Stored data entries
-=-=-=-=-

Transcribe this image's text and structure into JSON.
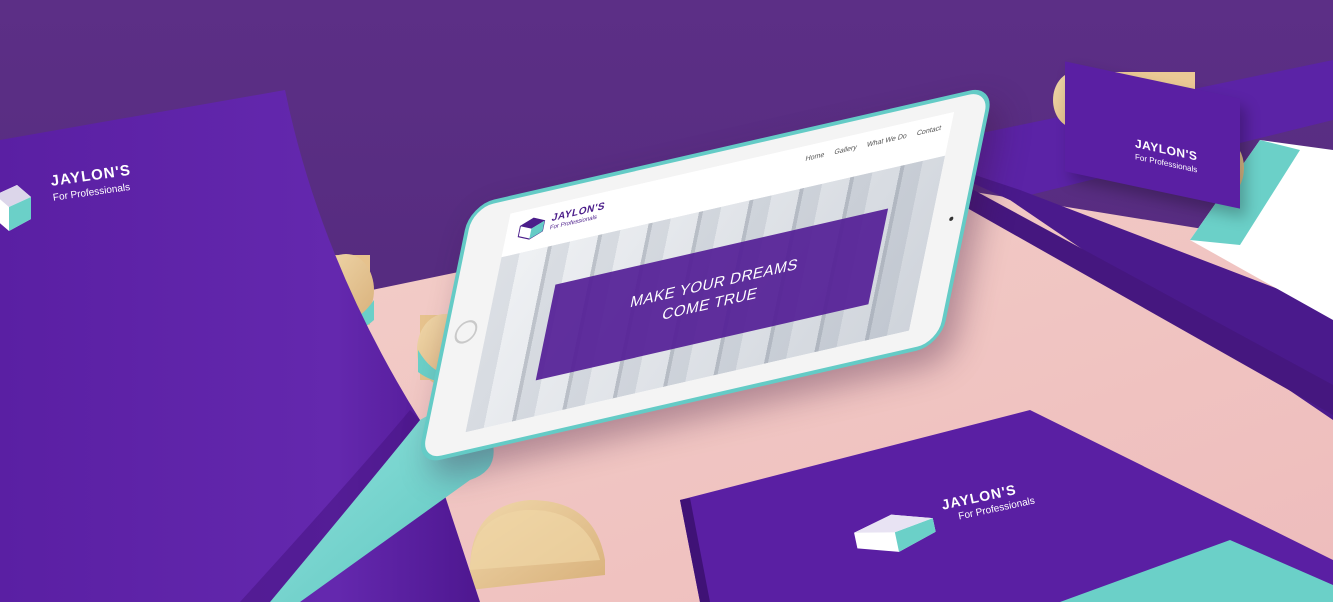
{
  "brand": {
    "name": "JAYLON'S",
    "tagline": "For Professionals",
    "colors": {
      "purple": "#5a1fa3",
      "purple_dark": "#4b1d8a",
      "teal": "#64cbc6",
      "pink": "#f2c6c6",
      "wall": "#5a2e83"
    }
  },
  "tablet_site": {
    "nav": [
      "Home",
      "Gallery",
      "What We Do",
      "Contact"
    ],
    "hero_lines": [
      "MAKE YOUR DREAMS",
      "COME TRUE"
    ]
  },
  "icons": {
    "logo": "hexagon-cube-icon",
    "home_button": "circle-button-icon"
  }
}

-=-=-=-=-

## Problem to work on
Give back every line exactly as it stands, pictures excluded.

## Written solution
Transcribe this image's text and structure into JSON.
{
  "brand": {
    "name": "JAYLON'S",
    "tagline": "For Professionals",
    "colors": {
      "purple": "#5a1fa3",
      "purple_dark": "#4b1d8a",
      "teal": "#64cbc6",
      "pink": "#f2c6c6",
      "wall": "#5a2e83"
    }
  },
  "tablet_site": {
    "nav": [
      "Home",
      "Gallery",
      "What We Do",
      "Contact"
    ],
    "hero_lines": [
      "MAKE YOUR DREAMS",
      "COME TRUE"
    ]
  },
  "icons": {
    "logo": "hexagon-cube-icon",
    "home_button": "circle-button-icon"
  }
}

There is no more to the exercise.